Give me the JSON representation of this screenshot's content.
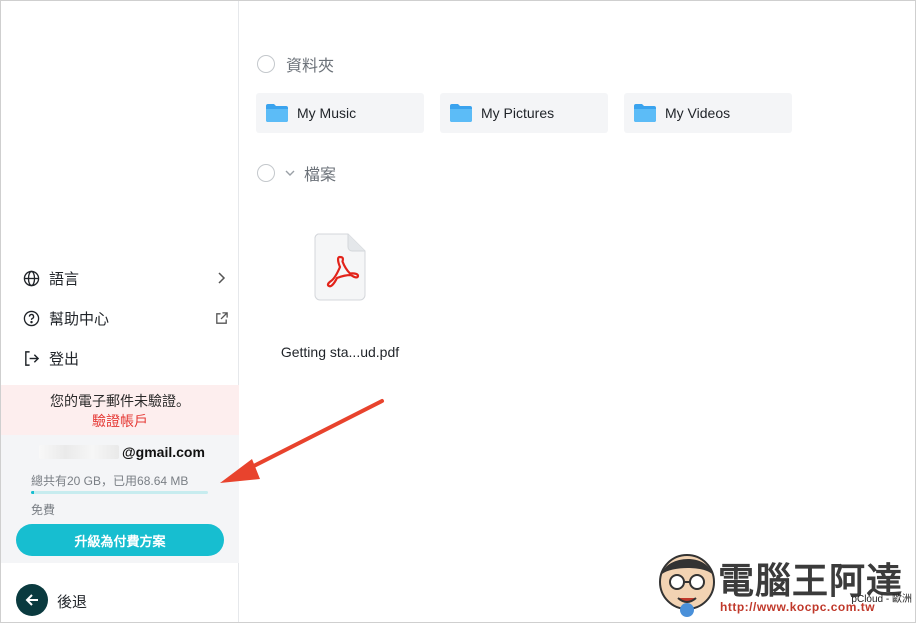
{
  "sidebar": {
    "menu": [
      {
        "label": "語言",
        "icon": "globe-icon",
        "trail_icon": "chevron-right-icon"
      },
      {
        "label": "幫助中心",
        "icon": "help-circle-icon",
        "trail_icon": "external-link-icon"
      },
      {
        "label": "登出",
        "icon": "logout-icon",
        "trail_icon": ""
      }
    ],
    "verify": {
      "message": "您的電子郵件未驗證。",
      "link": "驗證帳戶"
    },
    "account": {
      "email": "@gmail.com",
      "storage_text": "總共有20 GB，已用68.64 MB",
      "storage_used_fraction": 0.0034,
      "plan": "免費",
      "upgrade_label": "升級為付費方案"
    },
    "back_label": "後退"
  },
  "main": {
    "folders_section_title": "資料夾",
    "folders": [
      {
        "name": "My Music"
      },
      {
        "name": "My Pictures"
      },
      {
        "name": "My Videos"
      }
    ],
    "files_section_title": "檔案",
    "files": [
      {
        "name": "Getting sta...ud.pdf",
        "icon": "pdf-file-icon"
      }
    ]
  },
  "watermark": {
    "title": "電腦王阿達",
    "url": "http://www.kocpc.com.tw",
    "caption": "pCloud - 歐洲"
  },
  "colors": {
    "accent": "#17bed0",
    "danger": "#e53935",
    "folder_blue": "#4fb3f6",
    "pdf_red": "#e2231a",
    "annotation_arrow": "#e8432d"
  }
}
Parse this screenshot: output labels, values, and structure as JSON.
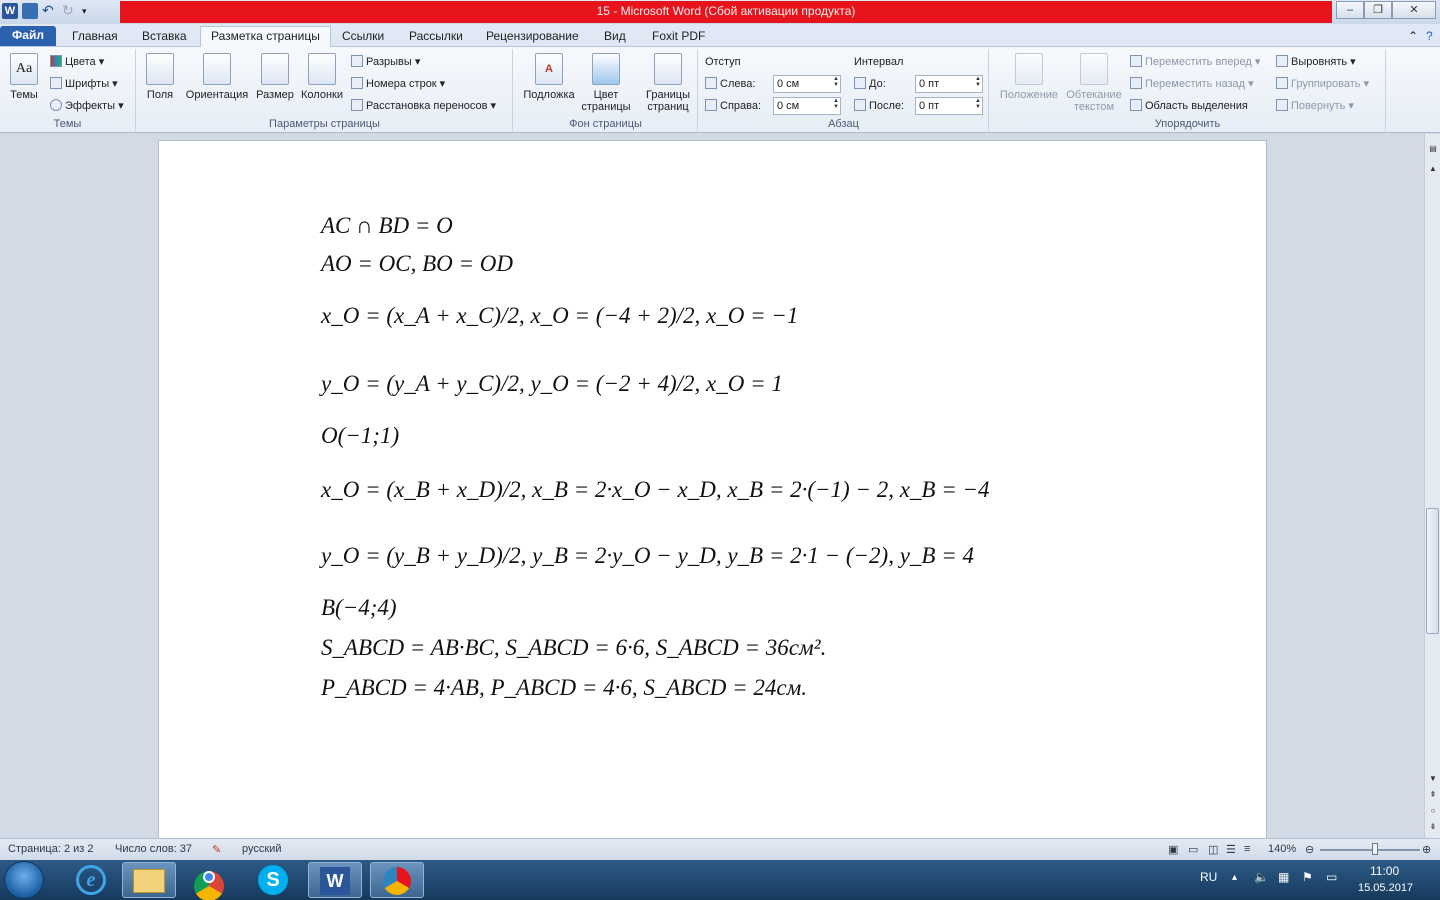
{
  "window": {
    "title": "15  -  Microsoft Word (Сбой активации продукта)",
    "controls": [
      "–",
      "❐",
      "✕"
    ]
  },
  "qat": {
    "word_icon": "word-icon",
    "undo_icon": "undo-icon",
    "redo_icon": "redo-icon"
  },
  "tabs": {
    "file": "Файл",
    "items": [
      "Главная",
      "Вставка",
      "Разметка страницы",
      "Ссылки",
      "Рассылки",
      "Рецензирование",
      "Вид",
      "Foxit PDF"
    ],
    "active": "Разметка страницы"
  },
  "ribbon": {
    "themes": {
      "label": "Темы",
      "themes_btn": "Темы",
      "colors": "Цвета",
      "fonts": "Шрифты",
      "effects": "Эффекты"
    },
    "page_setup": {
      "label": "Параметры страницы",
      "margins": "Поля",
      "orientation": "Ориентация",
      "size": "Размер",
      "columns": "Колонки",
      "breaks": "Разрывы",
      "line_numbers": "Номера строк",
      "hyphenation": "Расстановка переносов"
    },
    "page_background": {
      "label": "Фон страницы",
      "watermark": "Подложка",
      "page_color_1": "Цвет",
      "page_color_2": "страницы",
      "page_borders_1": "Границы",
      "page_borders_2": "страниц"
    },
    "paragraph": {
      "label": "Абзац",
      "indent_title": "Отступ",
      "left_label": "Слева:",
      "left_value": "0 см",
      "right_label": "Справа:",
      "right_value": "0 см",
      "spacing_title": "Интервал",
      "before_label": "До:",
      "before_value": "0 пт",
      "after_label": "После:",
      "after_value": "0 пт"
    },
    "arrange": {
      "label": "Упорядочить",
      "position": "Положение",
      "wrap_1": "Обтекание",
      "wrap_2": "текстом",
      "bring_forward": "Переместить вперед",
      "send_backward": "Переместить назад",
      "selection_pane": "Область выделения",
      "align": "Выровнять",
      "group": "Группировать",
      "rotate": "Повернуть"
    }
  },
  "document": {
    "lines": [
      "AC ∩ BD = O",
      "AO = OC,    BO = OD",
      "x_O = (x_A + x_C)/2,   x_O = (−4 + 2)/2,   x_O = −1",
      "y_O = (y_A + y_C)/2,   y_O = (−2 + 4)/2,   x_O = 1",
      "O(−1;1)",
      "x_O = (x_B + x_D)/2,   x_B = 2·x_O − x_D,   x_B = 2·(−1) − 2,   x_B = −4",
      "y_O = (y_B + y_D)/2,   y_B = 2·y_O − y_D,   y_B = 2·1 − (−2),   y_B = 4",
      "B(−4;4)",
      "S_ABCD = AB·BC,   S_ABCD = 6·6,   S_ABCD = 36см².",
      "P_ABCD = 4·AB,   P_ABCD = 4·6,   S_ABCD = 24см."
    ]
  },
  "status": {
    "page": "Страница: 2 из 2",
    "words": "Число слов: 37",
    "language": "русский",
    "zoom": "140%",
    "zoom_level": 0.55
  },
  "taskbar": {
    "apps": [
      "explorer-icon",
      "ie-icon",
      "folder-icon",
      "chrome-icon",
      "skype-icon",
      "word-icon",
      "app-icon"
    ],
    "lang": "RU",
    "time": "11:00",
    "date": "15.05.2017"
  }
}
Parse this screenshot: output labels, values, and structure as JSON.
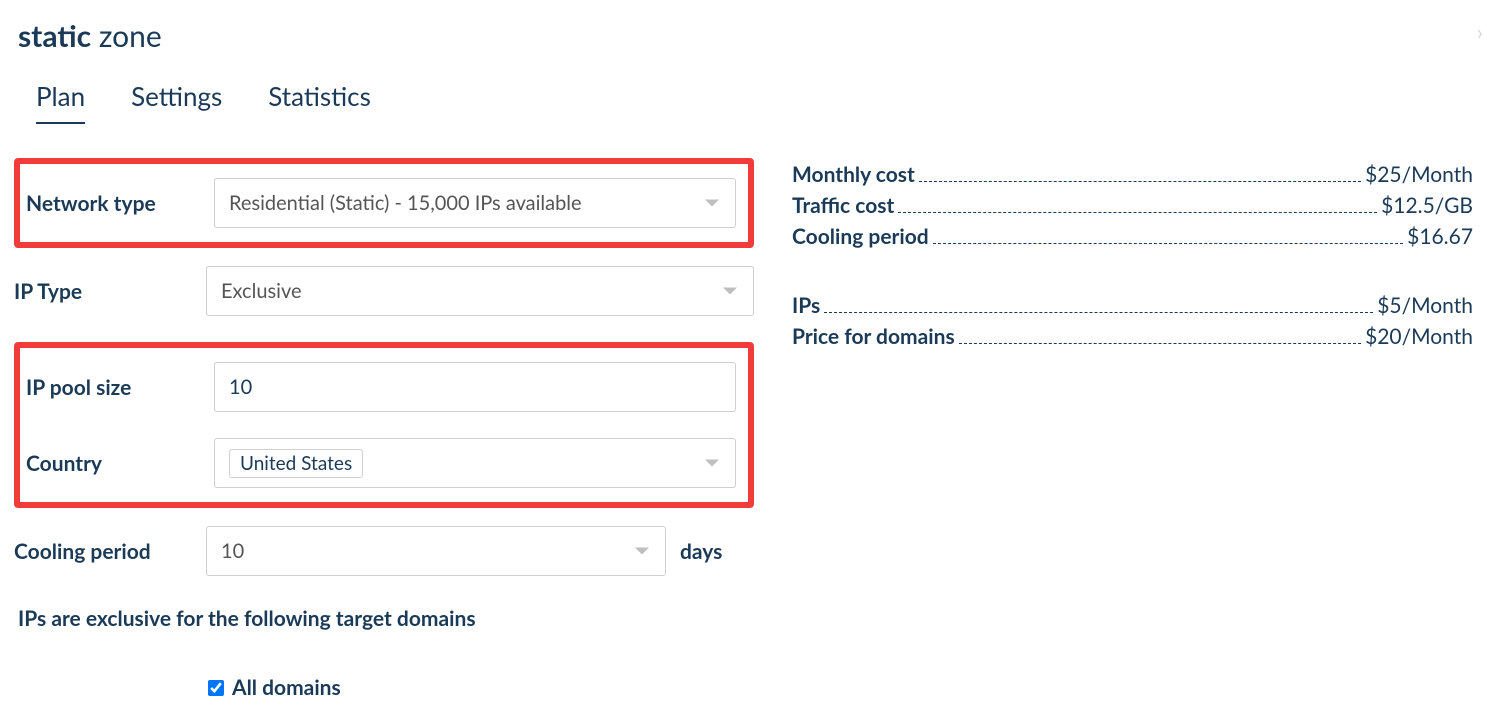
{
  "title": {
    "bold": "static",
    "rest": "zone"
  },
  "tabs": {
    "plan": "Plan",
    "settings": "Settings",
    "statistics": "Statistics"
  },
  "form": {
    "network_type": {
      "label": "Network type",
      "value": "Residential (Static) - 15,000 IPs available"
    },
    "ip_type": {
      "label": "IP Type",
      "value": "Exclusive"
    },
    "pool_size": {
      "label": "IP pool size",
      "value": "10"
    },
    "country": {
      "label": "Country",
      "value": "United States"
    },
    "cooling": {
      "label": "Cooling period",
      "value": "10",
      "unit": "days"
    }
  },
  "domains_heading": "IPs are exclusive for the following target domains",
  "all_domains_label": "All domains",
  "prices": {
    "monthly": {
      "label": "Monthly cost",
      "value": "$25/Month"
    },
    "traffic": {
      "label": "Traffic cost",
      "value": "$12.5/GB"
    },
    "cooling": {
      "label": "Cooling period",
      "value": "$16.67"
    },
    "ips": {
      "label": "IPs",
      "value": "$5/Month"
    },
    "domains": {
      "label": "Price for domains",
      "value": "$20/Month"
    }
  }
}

__________________________________________________

■ Exercise ■
Retype the records exactly. Any image in them should not appear in what you write.

■ Task solution ■
Give me the JSON representation of this screenshot's content.
{
  "sidebar": {
    "menu": [
      {
        "label": "語言",
        "icon": "globe-icon",
        "trail_icon": "chevron-right-icon"
      },
      {
        "label": "幫助中心",
        "icon": "help-circle-icon",
        "trail_icon": "external-link-icon"
      },
      {
        "label": "登出",
        "icon": "logout-icon",
        "trail_icon": ""
      }
    ],
    "verify": {
      "message": "您的電子郵件未驗證。",
      "link": "驗證帳戶"
    },
    "account": {
      "email": "@gmail.com",
      "storage_text": "總共有20 GB，已用68.64 MB",
      "storage_used_fraction": 0.0034,
      "plan": "免費",
      "upgrade_label": "升級為付費方案"
    },
    "back_label": "後退"
  },
  "main": {
    "folders_section_title": "資料夾",
    "folders": [
      {
        "name": "My Music"
      },
      {
        "name": "My Pictures"
      },
      {
        "name": "My Videos"
      }
    ],
    "files_section_title": "檔案",
    "files": [
      {
        "name": "Getting sta...ud.pdf",
        "icon": "pdf-file-icon"
      }
    ]
  },
  "watermark": {
    "title": "電腦王阿達",
    "url": "http://www.kocpc.com.tw",
    "caption": "pCloud - 歐洲"
  },
  "colors": {
    "accent": "#17bed0",
    "danger": "#e53935",
    "folder_blue": "#4fb3f6",
    "pdf_red": "#e2231a",
    "annotation_arrow": "#e8432d"
  }
}
Parse this screenshot: output labels, values, and structure as JSON.
{
  "window": {
    "title": "15  -  Microsoft Word (Сбой активации продукта)",
    "controls": [
      "–",
      "❐",
      "✕"
    ]
  },
  "qat": {
    "word_icon": "word-icon",
    "undo_icon": "undo-icon",
    "redo_icon": "redo-icon"
  },
  "tabs": {
    "file": "Файл",
    "items": [
      "Главная",
      "Вставка",
      "Разметка страницы",
      "Ссылки",
      "Рассылки",
      "Рецензирование",
      "Вид",
      "Foxit PDF"
    ],
    "active": "Разметка страницы"
  },
  "ribbon": {
    "themes": {
      "label": "Темы",
      "themes_btn": "Темы",
      "colors": "Цвета",
      "fonts": "Шрифты",
      "effects": "Эффекты"
    },
    "page_setup": {
      "label": "Параметры страницы",
      "margins": "Поля",
      "orientation": "Ориентация",
      "size": "Размер",
      "columns": "Колонки",
      "breaks": "Разрывы",
      "line_numbers": "Номера строк",
      "hyphenation": "Расстановка переносов"
    },
    "page_background": {
      "label": "Фон страницы",
      "watermark": "Подложка",
      "page_color_1": "Цвет",
      "page_color_2": "страницы",
      "page_borders_1": "Границы",
      "page_borders_2": "страниц"
    },
    "paragraph": {
      "label": "Абзац",
      "indent_title": "Отступ",
      "left_label": "Слева:",
      "left_value": "0 см",
      "right_label": "Справа:",
      "right_value": "0 см",
      "spacing_title": "Интервал",
      "before_label": "До:",
      "before_value": "0 пт",
      "after_label": "После:",
      "after_value": "0 пт"
    },
    "arrange": {
      "label": "Упорядочить",
      "position": "Положение",
      "wrap_1": "Обтекание",
      "wrap_2": "текстом",
      "bring_forward": "Переместить вперед",
      "send_backward": "Переместить назад",
      "selection_pane": "Область выделения",
      "align": "Выровнять",
      "group": "Группировать",
      "rotate": "Повернуть"
    }
  },
  "document": {
    "lines": [
      "AC ∩ BD = O",
      "AO = OC,    BO = OD",
      "x_O = (x_A + x_C)/2,   x_O = (−4 + 2)/2,   x_O = −1",
      "y_O = (y_A + y_C)/2,   y_O = (−2 + 4)/2,   x_O = 1",
      "O(−1;1)",
      "x_O = (x_B + x_D)/2,   x_B = 2·x_O − x_D,   x_B = 2·(−1) − 2,   x_B = −4",
      "y_O = (y_B + y_D)/2,   y_B = 2·y_O − y_D,   y_B = 2·1 − (−2),   y_B = 4",
      "B(−4;4)",
      "S_ABCD = AB·BC,   S_ABCD = 6·6,   S_ABCD = 36см².",
      "P_ABCD = 4·AB,   P_ABCD = 4·6,   S_ABCD = 24см."
    ]
  },
  "status": {
    "page": "Страница: 2 из 2",
    "words": "Число слов: 37",
    "language": "русский",
    "zoom": "140%",
    "zoom_level": 0.55
  },
  "taskbar": {
    "apps": [
      "explorer-icon",
      "ie-icon",
      "folder-icon",
      "chrome-icon",
      "skype-icon",
      "word-icon",
      "app-icon"
    ],
    "lang": "RU",
    "time": "11:00",
    "date": "15.05.2017"
  }
}
Parse this screenshot: output labels, values, and structure as JSON.
{
  "title": {
    "bold": "static",
    "rest": "zone"
  },
  "tabs": {
    "plan": "Plan",
    "settings": "Settings",
    "statistics": "Statistics"
  },
  "form": {
    "network_type": {
      "label": "Network type",
      "value": "Residential (Static) - 15,000 IPs available"
    },
    "ip_type": {
      "label": "IP Type",
      "value": "Exclusive"
    },
    "pool_size": {
      "label": "IP pool size",
      "value": "10"
    },
    "country": {
      "label": "Country",
      "value": "United States"
    },
    "cooling": {
      "label": "Cooling period",
      "value": "10",
      "unit": "days"
    }
  },
  "domains_heading": "IPs are exclusive for the following target domains",
  "all_domains_label": "All domains",
  "prices": {
    "monthly": {
      "label": "Monthly cost",
      "value": "$25/Month"
    },
    "traffic": {
      "label": "Traffic cost",
      "value": "$12.5/GB"
    },
    "cooling": {
      "label": "Cooling period",
      "value": "$16.67"
    },
    "ips": {
      "label": "IPs",
      "value": "$5/Month"
    },
    "domains": {
      "label": "Price for domains",
      "value": "$20/Month"
    }
  }
}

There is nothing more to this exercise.